▸ **What this task involves**:
Copy every line of the data exactly, leaving nothing out.

Dataset entries

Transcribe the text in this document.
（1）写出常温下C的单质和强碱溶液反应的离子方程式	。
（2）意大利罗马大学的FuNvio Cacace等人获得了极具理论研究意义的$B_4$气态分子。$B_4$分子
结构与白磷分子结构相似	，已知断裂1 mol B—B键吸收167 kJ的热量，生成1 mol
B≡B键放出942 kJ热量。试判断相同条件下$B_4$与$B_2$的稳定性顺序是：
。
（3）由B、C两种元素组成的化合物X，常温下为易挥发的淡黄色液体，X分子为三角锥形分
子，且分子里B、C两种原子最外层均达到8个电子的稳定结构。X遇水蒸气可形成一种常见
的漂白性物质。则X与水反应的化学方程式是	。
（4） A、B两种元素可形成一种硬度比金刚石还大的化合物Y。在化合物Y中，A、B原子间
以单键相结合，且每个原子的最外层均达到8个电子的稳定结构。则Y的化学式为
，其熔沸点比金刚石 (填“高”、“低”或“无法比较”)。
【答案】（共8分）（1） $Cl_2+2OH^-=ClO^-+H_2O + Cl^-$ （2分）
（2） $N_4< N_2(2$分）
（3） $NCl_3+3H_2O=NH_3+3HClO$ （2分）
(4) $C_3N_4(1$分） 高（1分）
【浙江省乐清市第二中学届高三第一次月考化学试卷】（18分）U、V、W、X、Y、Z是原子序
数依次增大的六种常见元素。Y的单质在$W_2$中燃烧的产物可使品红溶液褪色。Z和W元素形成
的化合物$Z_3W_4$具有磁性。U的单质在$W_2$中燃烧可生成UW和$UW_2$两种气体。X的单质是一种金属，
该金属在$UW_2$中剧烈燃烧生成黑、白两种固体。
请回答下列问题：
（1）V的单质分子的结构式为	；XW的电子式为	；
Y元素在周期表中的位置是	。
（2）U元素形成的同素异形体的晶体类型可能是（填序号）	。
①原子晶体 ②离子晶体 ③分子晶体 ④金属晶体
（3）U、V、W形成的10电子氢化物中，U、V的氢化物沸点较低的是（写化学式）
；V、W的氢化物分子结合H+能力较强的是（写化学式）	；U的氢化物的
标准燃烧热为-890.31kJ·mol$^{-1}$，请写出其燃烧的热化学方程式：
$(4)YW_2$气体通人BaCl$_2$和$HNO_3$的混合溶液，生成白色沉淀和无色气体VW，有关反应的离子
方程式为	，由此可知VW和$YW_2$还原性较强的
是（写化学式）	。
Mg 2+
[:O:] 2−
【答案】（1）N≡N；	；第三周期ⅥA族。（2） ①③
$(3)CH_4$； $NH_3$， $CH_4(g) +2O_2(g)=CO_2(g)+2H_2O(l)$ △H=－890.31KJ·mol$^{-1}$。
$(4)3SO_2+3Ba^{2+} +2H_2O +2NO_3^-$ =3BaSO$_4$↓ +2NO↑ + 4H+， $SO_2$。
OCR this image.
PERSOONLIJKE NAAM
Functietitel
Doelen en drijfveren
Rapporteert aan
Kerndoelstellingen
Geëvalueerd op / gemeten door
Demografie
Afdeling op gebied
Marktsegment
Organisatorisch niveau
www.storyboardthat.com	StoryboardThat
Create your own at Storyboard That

▸ **Solution for this exercise**:
Transcribe the text in this document.
（1）写出常温下C的单质和强碱溶液反应的离子方程式	。
（2）意大利罗马大学的FuNvio Cacace等人获得了极具理论研究意义的$B_4$气态分子。$B_4$分子
结构与白磷分子结构相似	，已知断裂1 mol B—B键吸收167 kJ的热量，生成1 mol
B≡B键放出942 kJ热量。试判断相同条件下$B_4$与$B_2$的稳定性顺序是：
。
（3）由B、C两种元素组成的化合物X，常温下为易挥发的淡黄色液体，X分子为三角锥形分
子，且分子里B、C两种原子最外层均达到8个电子的稳定结构。X遇水蒸气可形成一种常见
的漂白性物质。则X与水反应的化学方程式是	。
（4） A、B两种元素可形成一种硬度比金刚石还大的化合物Y。在化合物Y中，A、B原子间
以单键相结合，且每个原子的最外层均达到8个电子的稳定结构。则Y的化学式为
，其熔沸点比金刚石 (填“高”、“低”或“无法比较”)。
【答案】（共8分）（1） $Cl_2+2OH^-=ClO^-+H_2O + Cl^-$ （2分）
（2） $N_4< N_2(2$分）
（3） $NCl_3+3H_2O=NH_3+3HClO$ （2分）
(4) $C_3N_4(1$分） 高（1分）
【浙江省乐清市第二中学届高三第一次月考化学试卷】（18分）U、V、W、X、Y、Z是原子序
数依次增大的六种常见元素。Y的单质在$W_2$中燃烧的产物可使品红溶液褪色。Z和W元素形成
的化合物$Z_3W_4$具有磁性。U的单质在$W_2$中燃烧可生成UW和$UW_2$两种气体。X的单质是一种金属，
该金属在$UW_2$中剧烈燃烧生成黑、白两种固体。
请回答下列问题：
（1）V的单质分子的结构式为	；XW的电子式为	；
Y元素在周期表中的位置是	。
（2）U元素形成的同素异形体的晶体类型可能是（填序号）	。
①原子晶体 ②离子晶体 ③分子晶体 ④金属晶体
（3）U、V、W形成的10电子氢化物中，U、V的氢化物沸点较低的是（写化学式）
；V、W的氢化物分子结合H+能力较强的是（写化学式）	；U的氢化物的
标准燃烧热为-890.31kJ·mol$^{-1}$，请写出其燃烧的热化学方程式：
$(4)YW_2$气体通人BaCl$_2$和$HNO_3$的混合溶液，生成白色沉淀和无色气体VW，有关反应的离子
方程式为	，由此可知VW和$YW_2$还原性较强的
是（写化学式）	。
Mg 2+
[:O:] 2−
【答案】（1）N≡N；	；第三周期ⅥA族。（2） ①③
$(3)CH_4$； $NH_3$， $CH_4(g) +2O_2(g)=CO_2(g)+2H_2O(l)$ △H=－890.31KJ·mol$^{-1}$。
$(4)3SO_2+3Ba^{2+} +2H_2O +2NO_3^-$ =3BaSO$_4$↓ +2NO↑ + 4H+， $SO_2$。
OCR this image.
PERSOONLIJKE NAAM
Functietitel
Doelen en drijfveren
Rapporteert aan
Kerndoelstellingen
Geëvalueerd op / gemeten door
Demografie
Afdeling op gebied
Marktsegment
Organisatorisch niveau
www.storyboardthat.com	StoryboardThat
Create your own at Storyboard That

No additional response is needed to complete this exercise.